══ Data extract ══

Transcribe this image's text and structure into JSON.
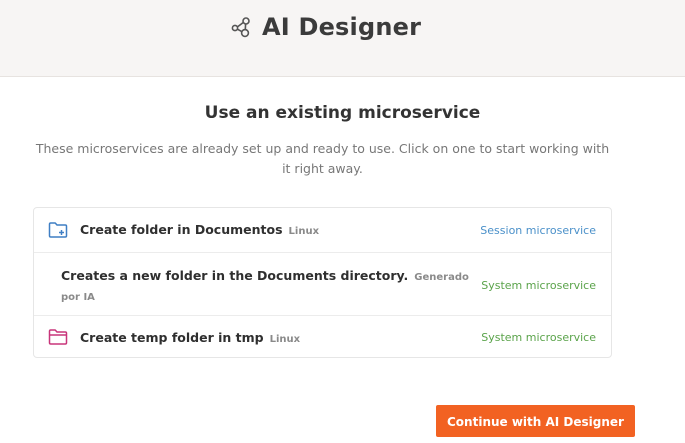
{
  "header": {
    "title": "AI Designer",
    "logo_icon": "ai-nodes-icon"
  },
  "main": {
    "title": "Use an existing microservice",
    "description": "These microservices are already set up and ready to use. Click on one to start working with it right away.",
    "microservices": [
      {
        "title": "Create folder in Documentos",
        "tag": "Linux",
        "type": "Session microservice",
        "icon": "folder-plus-icon"
      },
      {
        "title": "Creates a new folder in the Documents directory.",
        "tag": "Generado por IA",
        "type": "System microservice",
        "icon": ""
      },
      {
        "title": "Create temp folder in tmp",
        "tag": "Linux",
        "type": "System microservice",
        "icon": "folder-icon"
      }
    ],
    "continue_label": "Continue with AI Designer"
  },
  "colors": {
    "accent": "#f26222",
    "session_type": "#4a90c9",
    "system_type": "#5aa34a",
    "folder_blue": "#3f7fc4",
    "folder_pink": "#c8357a"
  }
}
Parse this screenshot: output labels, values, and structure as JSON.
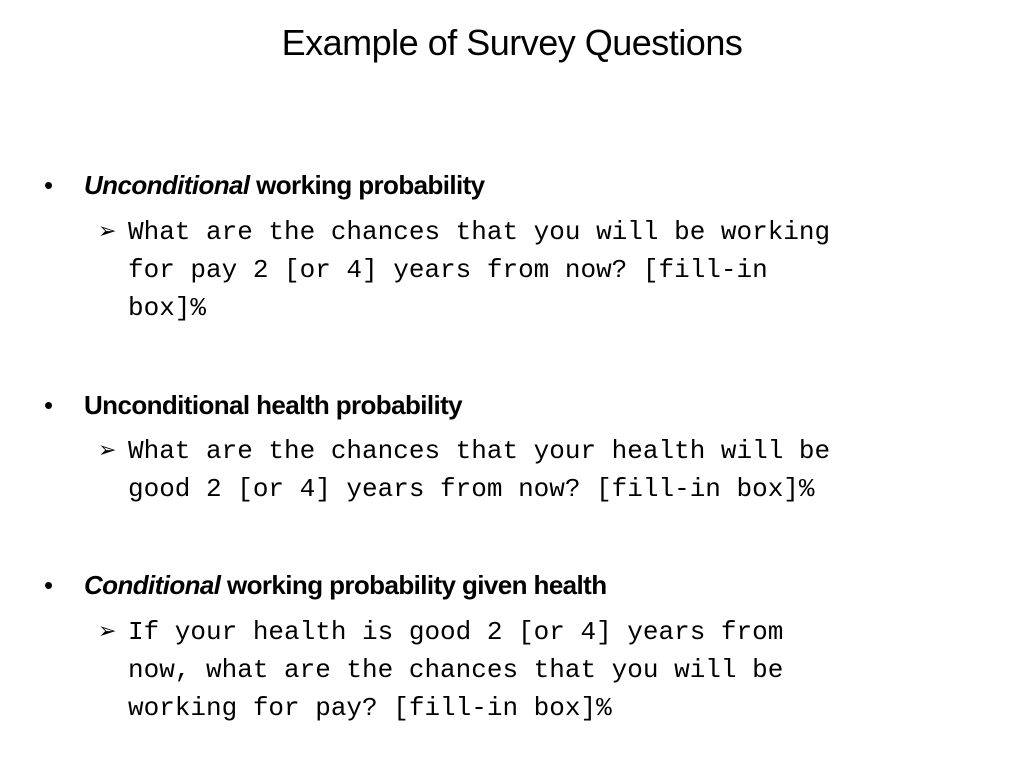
{
  "title": "Example of Survey Questions",
  "items": [
    {
      "head_italic": "Unconditional",
      "head_rest": " working probability",
      "question": "What are the chances that you will be working\nfor pay 2 [or 4] years from now? [fill-in\nbox]%"
    },
    {
      "head_italic": "",
      "head_rest": "Unconditional health probability",
      "question": "What are the chances that your health will be\ngood 2 [or 4] years from now? [fill-in box]%"
    },
    {
      "head_italic": "Conditional",
      "head_rest": " working probability given health",
      "question": "If your health is good 2 [or 4] years from\nnow, what are the chances that you will be\nworking for pay? [fill-in box]%"
    }
  ],
  "icons": {
    "bullet": "•",
    "arrow": "➢"
  }
}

═══

== Requirement ==
All of the data above should be transcribed verbatim, with pictures omitted.

== Reply to the task ==
Transcribe this image's text and structure into JSON.
{
  "header": {
    "title": "AI Designer",
    "logo_icon": "ai-nodes-icon"
  },
  "main": {
    "title": "Use an existing microservice",
    "description": "These microservices are already set up and ready to use. Click on one to start working with it right away.",
    "microservices": [
      {
        "title": "Create folder in Documentos",
        "tag": "Linux",
        "type": "Session microservice",
        "icon": "folder-plus-icon"
      },
      {
        "title": "Creates a new folder in the Documents directory.",
        "tag": "Generado por IA",
        "type": "System microservice",
        "icon": ""
      },
      {
        "title": "Create temp folder in tmp",
        "tag": "Linux",
        "type": "System microservice",
        "icon": "folder-icon"
      }
    ],
    "continue_label": "Continue with AI Designer"
  },
  "colors": {
    "accent": "#f26222",
    "session_type": "#4a90c9",
    "system_type": "#5aa34a",
    "folder_blue": "#3f7fc4",
    "folder_pink": "#c8357a"
  }
}
Parse this screenshot: output labels, values, and structure as JSON.
{
  "title": "Example of Survey Questions",
  "items": [
    {
      "head_italic": "Unconditional",
      "head_rest": " working probability",
      "question": "What are the chances that you will be working\nfor pay 2 [or 4] years from now? [fill-in\nbox]%"
    },
    {
      "head_italic": "",
      "head_rest": "Unconditional health probability",
      "question": "What are the chances that your health will be\ngood 2 [or 4] years from now? [fill-in box]%"
    },
    {
      "head_italic": "Conditional",
      "head_rest": " working probability given health",
      "question": "If your health is good 2 [or 4] years from\nnow, what are the chances that you will be\nworking for pay? [fill-in box]%"
    }
  ],
  "icons": {
    "bullet": "•",
    "arrow": "➢"
  }
}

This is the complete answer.